• Exercise requirements
The entries below are to be copied exactly, with nothing left out.

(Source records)
· · · ·

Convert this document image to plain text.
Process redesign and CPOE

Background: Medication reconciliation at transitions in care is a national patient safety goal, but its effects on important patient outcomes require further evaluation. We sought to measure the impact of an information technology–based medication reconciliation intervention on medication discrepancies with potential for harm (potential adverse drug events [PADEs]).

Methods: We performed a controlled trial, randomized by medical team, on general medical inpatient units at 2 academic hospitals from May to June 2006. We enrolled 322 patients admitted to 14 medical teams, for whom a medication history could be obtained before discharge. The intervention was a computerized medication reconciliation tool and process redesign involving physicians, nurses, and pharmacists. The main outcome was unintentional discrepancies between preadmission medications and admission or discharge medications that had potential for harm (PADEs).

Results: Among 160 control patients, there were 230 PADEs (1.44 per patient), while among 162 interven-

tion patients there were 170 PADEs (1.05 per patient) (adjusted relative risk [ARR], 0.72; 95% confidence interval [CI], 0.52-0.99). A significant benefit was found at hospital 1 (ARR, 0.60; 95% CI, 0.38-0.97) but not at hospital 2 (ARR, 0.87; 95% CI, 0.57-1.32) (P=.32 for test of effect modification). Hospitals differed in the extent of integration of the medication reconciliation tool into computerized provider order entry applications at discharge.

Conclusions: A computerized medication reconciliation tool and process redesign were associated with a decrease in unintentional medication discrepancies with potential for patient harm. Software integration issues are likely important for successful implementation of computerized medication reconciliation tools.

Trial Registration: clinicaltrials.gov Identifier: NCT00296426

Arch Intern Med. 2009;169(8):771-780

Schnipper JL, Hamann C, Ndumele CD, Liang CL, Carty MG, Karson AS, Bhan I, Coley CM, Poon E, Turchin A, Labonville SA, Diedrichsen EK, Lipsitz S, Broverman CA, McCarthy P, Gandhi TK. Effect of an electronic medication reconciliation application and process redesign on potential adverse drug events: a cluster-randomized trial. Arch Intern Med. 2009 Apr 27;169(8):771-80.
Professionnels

· · · ·

• Response to this task
Convert this document image to plain text.
Process redesign and CPOE

Background: Medication reconciliation at transitions in care is a national patient safety goal, but its effects on important patient outcomes require further evaluation. We sought to measure the impact of an information technology–based medication reconciliation intervention on medication discrepancies with potential for harm (potential adverse drug events [PADEs]).

Methods: We performed a controlled trial, randomized by medical team, on general medical inpatient units at 2 academic hospitals from May to June 2006. We enrolled 322 patients admitted to 14 medical teams, for whom a medication history could be obtained before discharge. The intervention was a computerized medication reconciliation tool and process redesign involving physicians, nurses, and pharmacists. The main outcome was unintentional discrepancies between preadmission medications and admission or discharge medications that had potential for harm (PADEs).

Results: Among 160 control patients, there were 230 PADEs (1.44 per patient), while among 162 interven-

tion patients there were 170 PADEs (1.05 per patient) (adjusted relative risk [ARR], 0.72; 95% confidence interval [CI], 0.52-0.99). A significant benefit was found at hospital 1 (ARR, 0.60; 95% CI, 0.38-0.97) but not at hospital 2 (ARR, 0.87; 95% CI, 0.57-1.32) (P=.32 for test of effect modification). Hospitals differed in the extent of integration of the medication reconciliation tool into computerized provider order entry applications at discharge.

Conclusions: A computerized medication reconciliation tool and process redesign were associated with a decrease in unintentional medication discrepancies with potential for patient harm. Software integration issues are likely important for successful implementation of computerized medication reconciliation tools.

Trial Registration: clinicaltrials.gov Identifier: NCT00296426

Arch Intern Med. 2009;169(8):771-780

Schnipper JL, Hamann C, Ndumele CD, Liang CL, Carty MG, Karson AS, Bhan I, Coley CM, Poon E, Turchin A, Labonville SA, Diedrichsen EK, Lipsitz S, Broverman CA, McCarthy P, Gandhi TK. Effect of an electronic medication reconciliation application and process redesign on potential adverse drug events: a cluster-randomized trial. Arch Intern Med. 2009 Apr 27;169(8):771-80.
Professionnels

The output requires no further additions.